[Given request]
Report every line in the listing below where the string "emoji" shows up.

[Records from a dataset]
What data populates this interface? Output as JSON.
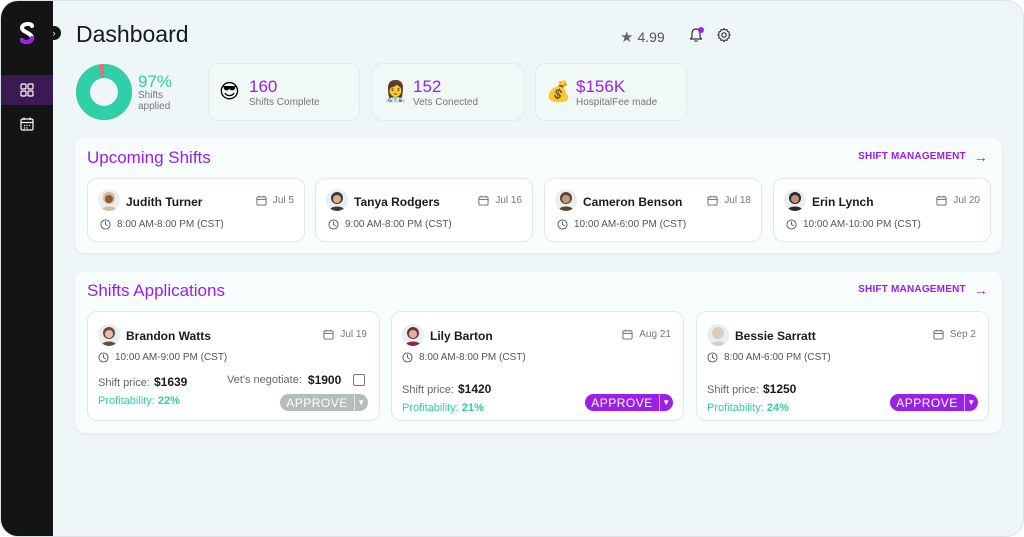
{
  "header": {
    "title": "Dashboard",
    "rating": "4.99"
  },
  "summary": {
    "shifts_applied_pct": "97%",
    "shifts_applied_label": "Shifts applied",
    "shifts_applied_fraction": 0.97,
    "stats": [
      {
        "emoji": "😎",
        "icon": "sunglasses-emoji-icon",
        "value": "160",
        "label": "Shifts Complete"
      },
      {
        "emoji": "👩‍⚕️",
        "icon": "vet-emoji-icon",
        "value": "152",
        "label": "Vets Conected"
      },
      {
        "emoji": "💰",
        "icon": "money-bag-emoji-icon",
        "value": "$156K",
        "label": "HospitalFee made"
      }
    ]
  },
  "upcoming": {
    "title": "Upcoming Shifts",
    "link": "SHIFT MANAGEMENT",
    "items": [
      {
        "name": "Judith Turner",
        "date": "Jul 5",
        "time": "8:00 AM-8:00 PM (CST)"
      },
      {
        "name": "Tanya Rodgers",
        "date": "Jul 16",
        "time": "9:00 AM-8:00 PM (CST)"
      },
      {
        "name": "Cameron Benson",
        "date": "Jul 18",
        "time": "10:00 AM-6:00 PM (CST)"
      },
      {
        "name": "Erin Lynch",
        "date": "Jul 20",
        "time": "10:00 AM-10:00 PM (CST)"
      }
    ]
  },
  "applications": {
    "title": "Shifts Applications",
    "link": "SHIFT MANAGEMENT",
    "price_label": "Shift price:",
    "profit_label": "Profitability:",
    "approve_label": "APPROVE",
    "negotiate_label": "Vet's negotiate:",
    "items": [
      {
        "name": "Brandon Watts",
        "date": "Jul 19",
        "time": "10:00 AM-9:00 PM (CST)",
        "price": "$1639",
        "profit": "22%",
        "negotiate": "$1900"
      },
      {
        "name": "Lily Barton",
        "date": "Aug 21",
        "time": "8:00 AM-8:00 PM (CST)",
        "price": "$1420",
        "profit": "21%"
      },
      {
        "name": "Bessie Sarratt",
        "date": "Sep 2",
        "time": "8:00 AM-6:00 PM (CST)",
        "price": "$1250",
        "profit": "24%"
      }
    ]
  },
  "colors": {
    "accent": "#9b1fe8",
    "teal": "#2fcfa8",
    "donut_remainder": "#f06a6a"
  }
}
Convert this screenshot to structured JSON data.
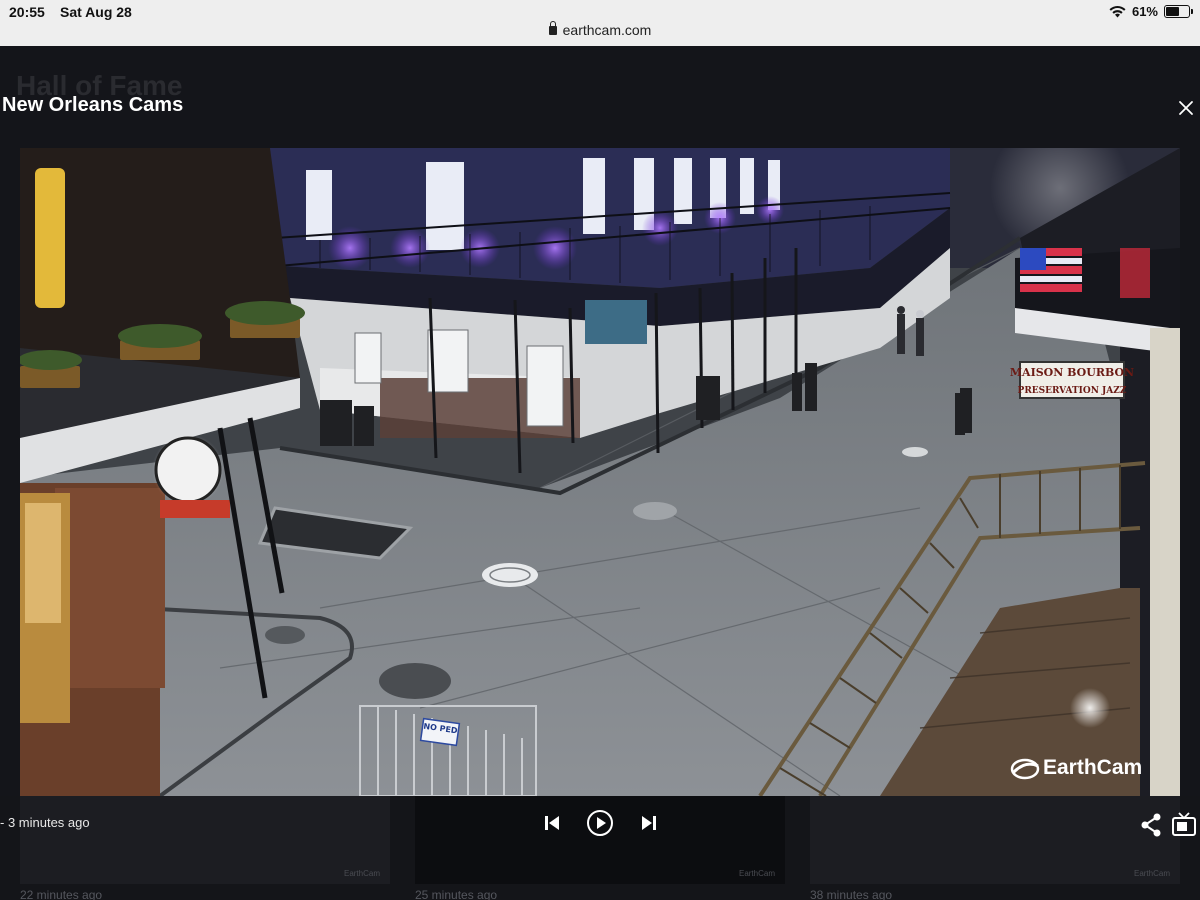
{
  "status_bar": {
    "time": "20:55",
    "date": "Sat Aug 28",
    "battery_text": "61%",
    "battery_level": 0.61
  },
  "browser": {
    "url": "earthcam.com"
  },
  "page": {
    "background_title": "Hall of Fame"
  },
  "modal": {
    "title": "New Orleans Cams",
    "close_icon": "close-icon"
  },
  "video": {
    "watermark": "EarthCam",
    "signs": {
      "bar_sign_line1": "MAISON BOURBON",
      "bar_sign_line2": "PRESERVATION JAZZ",
      "barricade_sign": "NO PED"
    }
  },
  "player": {
    "time_ago": "- 3 minutes ago",
    "controls": {
      "previous_icon": "skip-previous-icon",
      "play_icon": "play-icon",
      "next_icon": "skip-next-icon",
      "share_icon": "share-icon",
      "tv_icon": "tv-icon"
    }
  },
  "thumbnails": [
    {
      "label": "22 minutes ago",
      "logo": "EarthCam"
    },
    {
      "label": "25 minutes ago",
      "logo": "EarthCam"
    },
    {
      "label": "38 minutes ago",
      "logo": "EarthCam"
    }
  ],
  "colors": {
    "accent_white": "#ffffff",
    "overlay_bg": "#14151a",
    "statusbar_bg": "#eeeeee"
  }
}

[Correct output]
        "emoji": "😎",
        "icon": "sunglasses-emoji-icon",
        "emoji": "👩‍⚕️",
        "icon": "vet-emoji-icon",
        "emoji": "💰",
        "icon": "money-bag-emoji-icon",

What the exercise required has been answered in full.